**Exercise**
Pull out every line below that holds the word "title".

━━━━━ Listed entries ━━━━━

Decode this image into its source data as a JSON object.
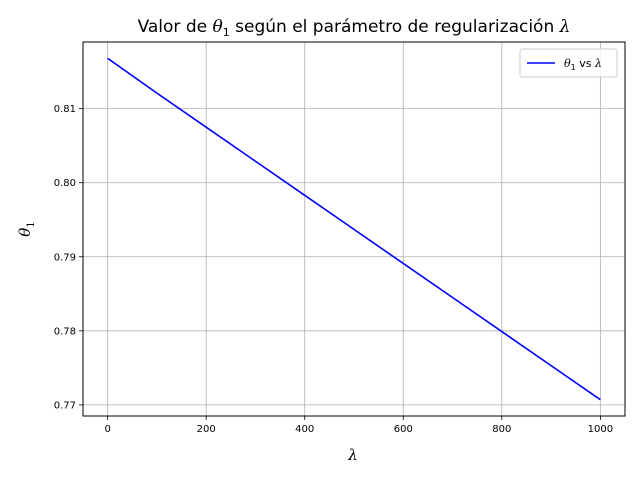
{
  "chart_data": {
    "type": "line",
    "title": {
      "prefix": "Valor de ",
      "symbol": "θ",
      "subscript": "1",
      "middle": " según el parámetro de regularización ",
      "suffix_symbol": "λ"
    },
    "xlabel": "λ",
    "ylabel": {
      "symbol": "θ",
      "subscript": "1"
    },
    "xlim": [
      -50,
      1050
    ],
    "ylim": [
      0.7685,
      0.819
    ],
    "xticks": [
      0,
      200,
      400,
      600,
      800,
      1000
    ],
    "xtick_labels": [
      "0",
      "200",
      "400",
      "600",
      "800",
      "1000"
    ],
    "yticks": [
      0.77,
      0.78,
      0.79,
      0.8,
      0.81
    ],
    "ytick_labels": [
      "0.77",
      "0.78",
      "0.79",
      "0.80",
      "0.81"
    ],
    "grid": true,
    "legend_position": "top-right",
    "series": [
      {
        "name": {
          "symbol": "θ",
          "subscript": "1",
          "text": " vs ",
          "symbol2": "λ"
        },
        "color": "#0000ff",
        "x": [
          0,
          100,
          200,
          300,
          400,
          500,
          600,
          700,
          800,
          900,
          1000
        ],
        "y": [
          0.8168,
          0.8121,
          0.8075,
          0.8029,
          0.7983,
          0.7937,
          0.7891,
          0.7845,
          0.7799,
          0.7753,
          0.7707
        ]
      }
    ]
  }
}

━━━━━
━━━━━ Listed entries ━━━━━

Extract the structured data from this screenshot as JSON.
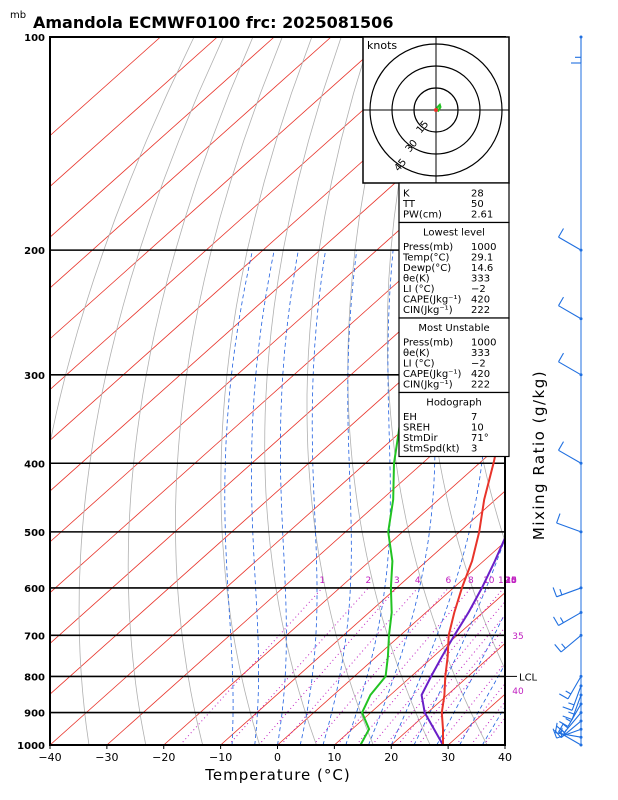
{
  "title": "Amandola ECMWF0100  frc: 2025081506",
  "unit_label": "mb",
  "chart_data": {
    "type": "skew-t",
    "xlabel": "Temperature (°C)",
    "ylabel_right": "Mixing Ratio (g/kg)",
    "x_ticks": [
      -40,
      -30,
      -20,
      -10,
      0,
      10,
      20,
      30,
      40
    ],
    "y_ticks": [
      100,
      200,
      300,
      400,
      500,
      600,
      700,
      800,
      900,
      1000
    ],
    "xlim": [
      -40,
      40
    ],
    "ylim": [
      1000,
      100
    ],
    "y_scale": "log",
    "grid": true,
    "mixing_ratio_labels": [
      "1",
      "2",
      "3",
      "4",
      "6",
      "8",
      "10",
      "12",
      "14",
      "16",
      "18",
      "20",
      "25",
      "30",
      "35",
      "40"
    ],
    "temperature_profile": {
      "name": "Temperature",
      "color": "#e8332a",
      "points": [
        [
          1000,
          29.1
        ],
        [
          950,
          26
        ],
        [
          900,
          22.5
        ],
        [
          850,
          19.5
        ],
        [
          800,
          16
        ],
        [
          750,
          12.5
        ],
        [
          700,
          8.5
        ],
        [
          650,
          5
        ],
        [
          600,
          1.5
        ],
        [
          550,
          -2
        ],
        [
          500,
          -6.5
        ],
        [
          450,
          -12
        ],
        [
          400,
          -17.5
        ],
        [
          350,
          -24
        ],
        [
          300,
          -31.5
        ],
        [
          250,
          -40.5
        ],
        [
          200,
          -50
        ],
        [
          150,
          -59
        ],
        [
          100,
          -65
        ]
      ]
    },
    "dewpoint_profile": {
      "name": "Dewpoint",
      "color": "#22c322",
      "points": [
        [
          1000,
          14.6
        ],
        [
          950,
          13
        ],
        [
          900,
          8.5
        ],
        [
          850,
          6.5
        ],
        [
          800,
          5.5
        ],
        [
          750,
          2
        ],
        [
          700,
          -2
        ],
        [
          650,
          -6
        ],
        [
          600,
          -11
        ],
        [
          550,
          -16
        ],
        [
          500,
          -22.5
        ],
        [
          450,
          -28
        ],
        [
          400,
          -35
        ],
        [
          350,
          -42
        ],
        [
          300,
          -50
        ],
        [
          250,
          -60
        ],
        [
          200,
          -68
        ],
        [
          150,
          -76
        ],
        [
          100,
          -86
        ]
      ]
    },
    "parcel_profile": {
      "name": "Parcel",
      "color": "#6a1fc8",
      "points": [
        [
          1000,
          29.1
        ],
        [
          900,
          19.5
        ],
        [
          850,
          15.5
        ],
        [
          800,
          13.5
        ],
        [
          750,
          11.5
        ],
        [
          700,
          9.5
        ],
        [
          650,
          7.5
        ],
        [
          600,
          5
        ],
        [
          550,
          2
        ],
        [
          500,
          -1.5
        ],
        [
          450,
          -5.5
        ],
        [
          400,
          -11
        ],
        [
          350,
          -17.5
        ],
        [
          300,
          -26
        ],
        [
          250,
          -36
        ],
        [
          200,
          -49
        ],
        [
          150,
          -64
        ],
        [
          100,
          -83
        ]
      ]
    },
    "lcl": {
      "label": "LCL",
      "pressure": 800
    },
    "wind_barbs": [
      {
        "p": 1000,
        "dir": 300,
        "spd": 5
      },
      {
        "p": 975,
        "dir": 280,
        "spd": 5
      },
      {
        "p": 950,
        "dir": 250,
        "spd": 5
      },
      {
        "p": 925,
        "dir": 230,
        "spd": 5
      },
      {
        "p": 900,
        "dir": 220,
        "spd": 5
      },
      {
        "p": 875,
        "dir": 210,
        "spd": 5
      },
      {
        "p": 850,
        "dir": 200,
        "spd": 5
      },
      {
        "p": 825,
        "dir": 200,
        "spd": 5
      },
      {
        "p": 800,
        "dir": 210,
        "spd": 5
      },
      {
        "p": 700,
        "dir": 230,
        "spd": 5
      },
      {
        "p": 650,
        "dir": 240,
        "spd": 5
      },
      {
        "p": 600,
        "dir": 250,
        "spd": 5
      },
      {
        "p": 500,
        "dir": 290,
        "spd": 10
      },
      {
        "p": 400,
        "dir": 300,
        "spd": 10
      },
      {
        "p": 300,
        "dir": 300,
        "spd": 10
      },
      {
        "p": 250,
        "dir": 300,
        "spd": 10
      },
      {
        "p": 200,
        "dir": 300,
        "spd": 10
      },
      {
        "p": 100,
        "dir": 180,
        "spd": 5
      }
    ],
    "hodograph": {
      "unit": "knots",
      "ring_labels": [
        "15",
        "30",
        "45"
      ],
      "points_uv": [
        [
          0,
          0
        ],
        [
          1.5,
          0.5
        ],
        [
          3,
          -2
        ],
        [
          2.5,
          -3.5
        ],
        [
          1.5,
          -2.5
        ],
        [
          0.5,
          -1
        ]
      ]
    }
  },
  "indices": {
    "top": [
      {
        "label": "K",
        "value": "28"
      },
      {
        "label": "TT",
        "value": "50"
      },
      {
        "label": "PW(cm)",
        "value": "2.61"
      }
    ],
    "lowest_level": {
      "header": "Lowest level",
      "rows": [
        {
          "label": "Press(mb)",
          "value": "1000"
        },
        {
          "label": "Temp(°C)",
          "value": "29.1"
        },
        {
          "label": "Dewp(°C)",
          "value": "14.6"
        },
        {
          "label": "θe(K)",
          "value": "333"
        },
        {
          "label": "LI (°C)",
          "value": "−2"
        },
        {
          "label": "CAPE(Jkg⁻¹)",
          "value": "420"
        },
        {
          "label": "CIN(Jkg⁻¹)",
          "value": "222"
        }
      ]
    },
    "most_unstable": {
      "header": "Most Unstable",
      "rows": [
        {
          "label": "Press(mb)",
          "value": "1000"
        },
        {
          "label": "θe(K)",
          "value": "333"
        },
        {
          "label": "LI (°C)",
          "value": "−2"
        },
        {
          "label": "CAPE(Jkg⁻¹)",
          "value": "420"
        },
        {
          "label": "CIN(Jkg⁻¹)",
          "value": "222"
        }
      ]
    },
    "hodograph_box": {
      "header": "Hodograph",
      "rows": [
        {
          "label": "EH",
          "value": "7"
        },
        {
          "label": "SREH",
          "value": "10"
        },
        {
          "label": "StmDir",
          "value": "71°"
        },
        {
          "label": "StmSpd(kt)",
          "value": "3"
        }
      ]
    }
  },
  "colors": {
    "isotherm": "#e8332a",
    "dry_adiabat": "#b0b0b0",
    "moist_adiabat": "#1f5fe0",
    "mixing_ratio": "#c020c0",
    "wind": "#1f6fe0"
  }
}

━━━━━
━━━━━ Listed entries ━━━━━

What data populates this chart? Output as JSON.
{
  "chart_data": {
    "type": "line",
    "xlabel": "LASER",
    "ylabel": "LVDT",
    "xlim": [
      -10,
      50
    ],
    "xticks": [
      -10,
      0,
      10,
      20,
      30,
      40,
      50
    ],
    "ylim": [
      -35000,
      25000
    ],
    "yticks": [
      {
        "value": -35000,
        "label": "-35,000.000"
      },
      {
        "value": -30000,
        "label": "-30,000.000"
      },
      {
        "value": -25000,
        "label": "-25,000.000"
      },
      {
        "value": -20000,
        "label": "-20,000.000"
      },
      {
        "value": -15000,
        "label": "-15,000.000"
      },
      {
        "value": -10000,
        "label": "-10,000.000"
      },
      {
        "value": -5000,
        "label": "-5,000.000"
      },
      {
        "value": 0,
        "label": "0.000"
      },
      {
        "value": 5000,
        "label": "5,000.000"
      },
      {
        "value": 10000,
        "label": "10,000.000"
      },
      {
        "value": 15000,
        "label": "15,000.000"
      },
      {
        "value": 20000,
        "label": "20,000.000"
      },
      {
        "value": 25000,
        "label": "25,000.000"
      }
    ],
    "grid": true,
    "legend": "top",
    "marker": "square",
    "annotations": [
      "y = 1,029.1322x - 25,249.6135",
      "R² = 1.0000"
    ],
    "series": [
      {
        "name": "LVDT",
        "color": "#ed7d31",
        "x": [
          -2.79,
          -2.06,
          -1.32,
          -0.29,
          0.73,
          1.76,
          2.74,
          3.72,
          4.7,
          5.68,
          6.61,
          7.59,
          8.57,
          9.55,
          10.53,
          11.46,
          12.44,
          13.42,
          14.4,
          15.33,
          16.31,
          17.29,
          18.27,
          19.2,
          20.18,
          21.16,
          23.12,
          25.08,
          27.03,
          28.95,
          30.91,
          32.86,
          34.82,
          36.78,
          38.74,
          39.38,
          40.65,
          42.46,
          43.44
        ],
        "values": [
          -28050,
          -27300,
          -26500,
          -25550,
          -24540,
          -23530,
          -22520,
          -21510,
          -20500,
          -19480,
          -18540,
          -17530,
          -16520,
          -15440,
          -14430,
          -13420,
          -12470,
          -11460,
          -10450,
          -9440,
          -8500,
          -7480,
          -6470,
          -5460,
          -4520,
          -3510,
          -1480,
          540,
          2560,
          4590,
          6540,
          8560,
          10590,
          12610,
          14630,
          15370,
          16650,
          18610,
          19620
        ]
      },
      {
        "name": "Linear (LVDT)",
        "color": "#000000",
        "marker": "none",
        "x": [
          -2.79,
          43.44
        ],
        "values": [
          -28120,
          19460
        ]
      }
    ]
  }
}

━━━━━

**Reply to the task**
    "title": {
  "title": "Amandola ECMWF0100  frc: 2025081506",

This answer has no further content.